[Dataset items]
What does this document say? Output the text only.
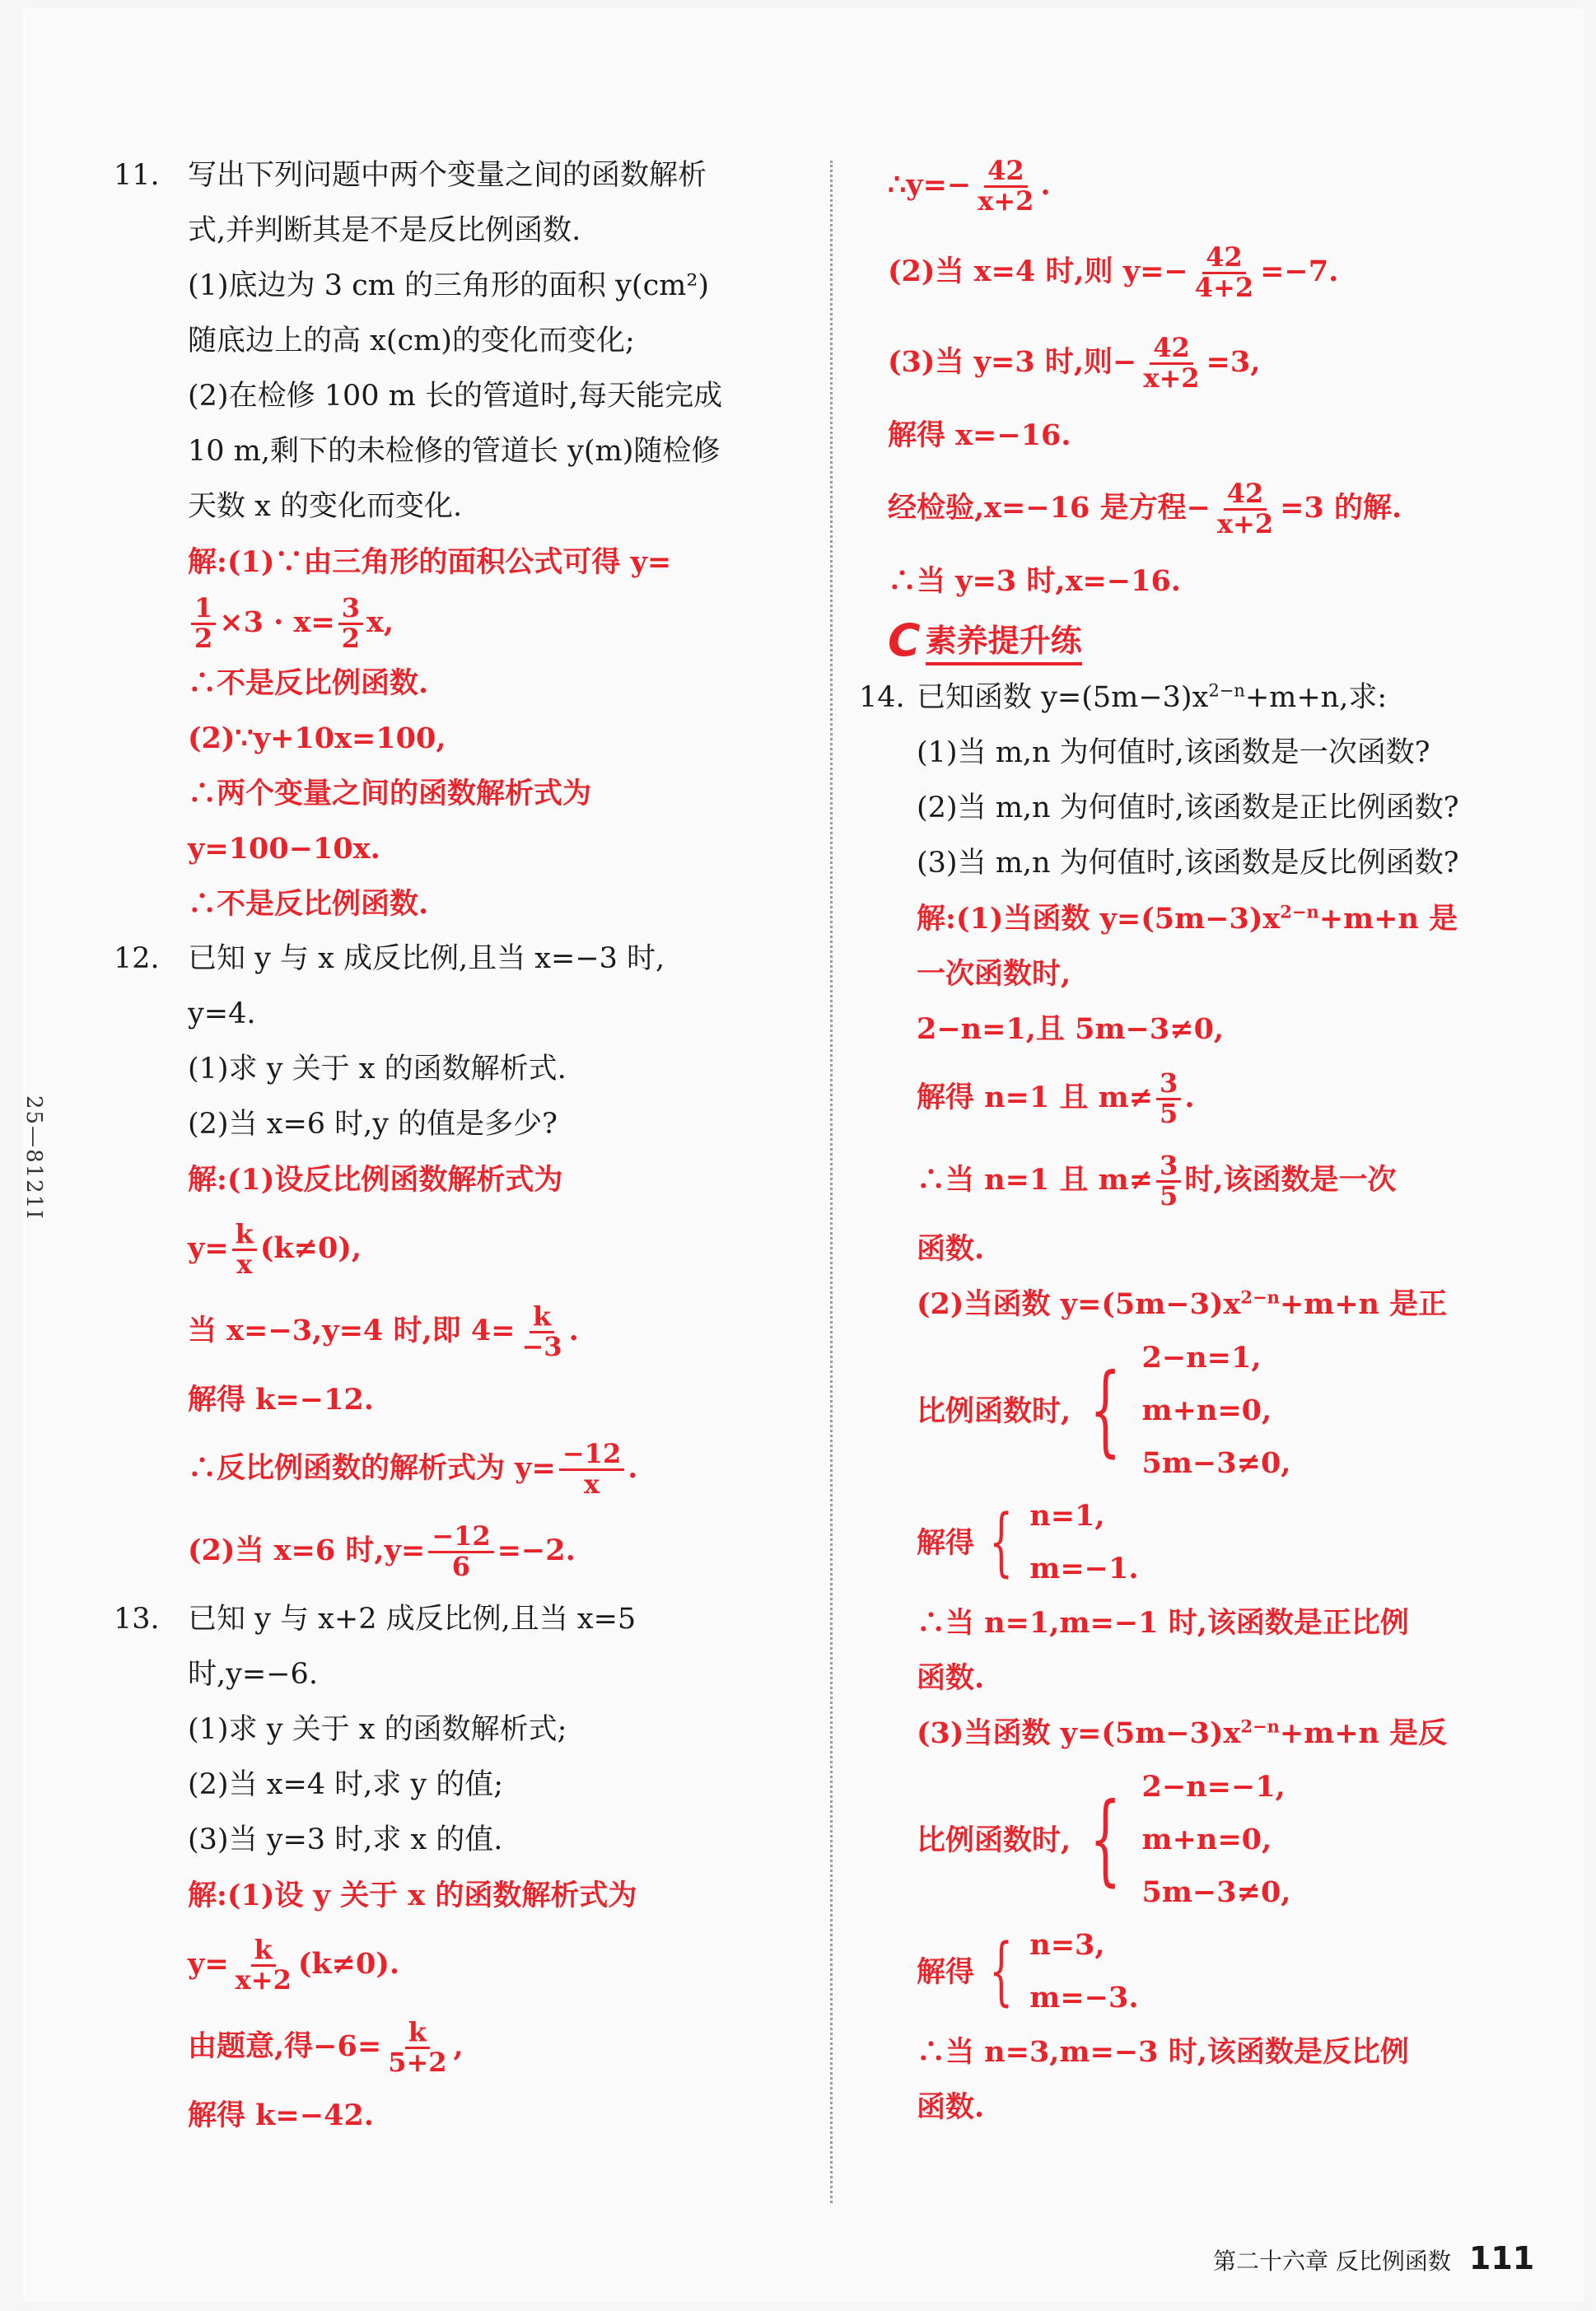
25—8121I
11. 写出下列问题中两个变量之间的函数解析
式,并判断其是不是反比例函数.
(1)底边为 3 cm 的三角形的面积 y(cm²)
随底边上的高 x(cm)的变化而变化;
(2)在检修 100 m 长的管道时,每天能完成
10 m,剩下的未检修的管道长 y(m)随检修
天数 x 的变化而变化.
解:(1)∵由三角形的面积公式可得 y=
$\frac{1}{2} \times 3 \cdot x= \frac{3}{2} x$,
∴不是反比例函数.
(2)∵y+10x=100,
∴两个变量之间的函数解析式为
y=100−10x.
∴不是反比例函数.
12. 已知 y 与 x 成反比例,且当 x=−3 时,
y=4.
(1)求 y 关于 x 的函数解析式.
(2)当 x=6 时,y 的值是多少?
解:(1)设反比例函数解析式为
$y= \frac{k}{x} (k\ne 0)$,
当 x=−3,y=4 时,即 $4= \frac{k}{-3}$ .
解得 k=−12.
∴反比例函数的解析式为 $y= \frac{-12}{x}$ .
(2)当 x=6 时$,y= \frac{-12}{6} =-2$.
13. 已知 y 与 x+2 成反比例,且当 x=5
时,y=−6.
(1)求 y 关于 x 的函数解析式;
(2)当 x=4 时,求 y 的值;
(3)当 y=3 时,求 x 的值.
解:(1)设 y 关于 x 的函数解析式为
$y= \frac{k}{x+2} (k\ne 0)$.
由题意,得$-6= \frac{k}{5+2}$ ,
解得 k=−42.
∴y=− $\frac{42}{x+2}$ .
(2)当 x=4 时,则 $y=- \frac{42}{4+2} =-7$.
(3)当 y=3 时,则− $\frac{42}{x+2} =3$,
解得 x=−16.
经检验,x=−16 是方程− $\frac{42}{x+2} =3$ 的解.
∴当 y=3 时,x=−16.
C 素养提升练
14. 已知函数 $y=(5m-3)x^{2-n}+m+n$,求:
(1)当 m,n 为何值时,该函数是一次函数?
(2)当 m,n 为何值时,该函数是正比例函数?
(3)当 m,n 为何值时,该函数是反比例函数?
解:(1)当函数 $y=(5m-3)x^{2-n}+m+n$ 是
一次函数时,
2−n=1,且 5m−3≠0,
解得 n=1 且 $m\ne \frac{3}{5}$ .
∴当 n=1 且 $m\ne \frac{3}{5}$ 时,该函数是一次
函数.
(2)当函数 $y=(5m-3)x^{2-n}+m+n$ 是正
比例函数时, { 2−n=1,
m+n=0,
5m−3≠0,
解得 { n=1,
m=−1.
∴当 n=1,m=−1 时,该函数是正比例
函数.
(3)当函数 $y=(5m-3)x^{2-n}+m+n$ 是反
比例函数时, { 2−n=−1,
m+n=0,
5m−3≠0,
解得 { n=3,
m=−3.
∴当 n=3,m=−3 时,该函数是反比例
函数.
第二十六章 反比例函数 111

[Directions for this task]
Give solely the number of lines in the data that contain the string "为何值时".

[Output]
3